[start of Recorded data]

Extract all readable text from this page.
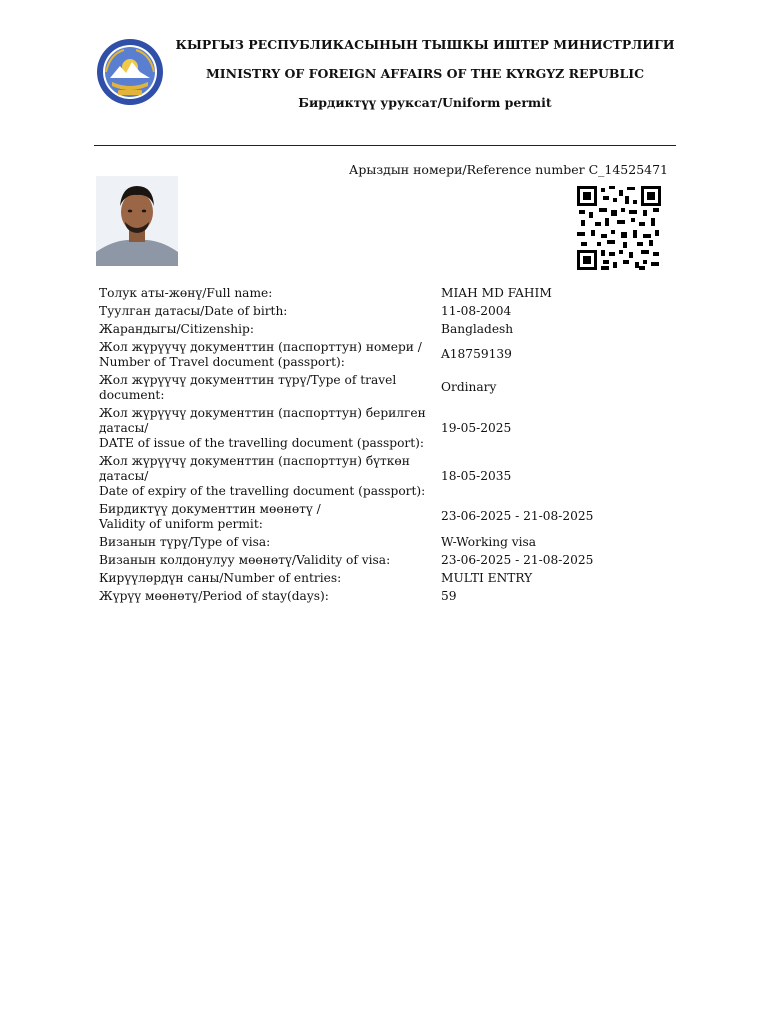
КЫРГЫЗ РЕСПУБЛИКАСЫНЫН ТЫШКЫ ИШТЕР МИНИСТРЛИГИ
MINISTRY OF FOREIGN AFFAIRS OF THE KYRGYZ REPUBLIC
Бирдиктүү уруксат/Uniform permit
Арыздын номери/Reference number C_14525471
Толук аты-жөнү/Full name:	MIAH MD FAHIM
Туулган датасы/Date of birth:	11-08-2004
Жарандыгы/Citizenship:	Bangladesh

Жол жүрүүчү документтин (паспорттун) номери /
Number of Travel document (passport):	A18759139
Жол жүрүүчү документтин түрү/Type of travel document:	Ordinary

Жол жүрүүчү документтин (паспорттун) берилген
датасы/
DATE of issue of the travelling document (passport):	19-05-2025

Жол жүрүүчү документтин (паспорттун) бүткөн датасы/
Date of expiry of the travelling document (passport):	18-05-2035

Бирдиктүү документтин мөөнөтү /
Validity of uniform permit:	23-06-2025 - 21-08-2025
Визанын түрү/Type of visa:	W-Working visa
Визанын колдонулуу мөөнөтү/Validity of visa:	23-06-2025 - 21-08-2025
Кирүүлөрдүн саны/Number of entries:	MULTI ENTRY
Жүрүү мөөнөтү/Period of stay(days):	59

[end of Recorded data]

*Stated exercise*.
Quote every record above exactly, leaving out any pictures.

*The completed task*.
Extract all readable text from this page.
КЫРГЫЗ РЕСПУБЛИКАСЫНЫН ТЫШКЫ ИШТЕР МИНИСТРЛИГИ
MINISTRY OF FOREIGN AFFAIRS OF THE KYRGYZ REPUBLIC
Бирдиктүү уруксат/Uniform permit
Арыздын номери/Reference number C_14525471
Толук аты-жөнү/Full name:	MIAH MD FAHIM
Туулган датасы/Date of birth:	11-08-2004
Жарандыгы/Citizenship:	Bangladesh

Жол жүрүүчү документтин (паспорттун) номери /
Number of Travel document (passport):	A18759139
Жол жүрүүчү документтин түрү/Type of travel document:	Ordinary

Жол жүрүүчү документтин (паспорттун) берилген
датасы/
DATE of issue of the travelling document (passport):	19-05-2025

Жол жүрүүчү документтин (паспорттун) бүткөн датасы/
Date of expiry of the travelling document (passport):	18-05-2035

Бирдиктүү документтин мөөнөтү /
Validity of uniform permit:	23-06-2025 - 21-08-2025
Визанын түрү/Type of visa:	W-Working visa
Визанын колдонулуу мөөнөтү/Validity of visa:	23-06-2025 - 21-08-2025
Кирүүлөрдүн саны/Number of entries:	MULTI ENTRY
Жүрүү мөөнөтү/Period of stay(days):	59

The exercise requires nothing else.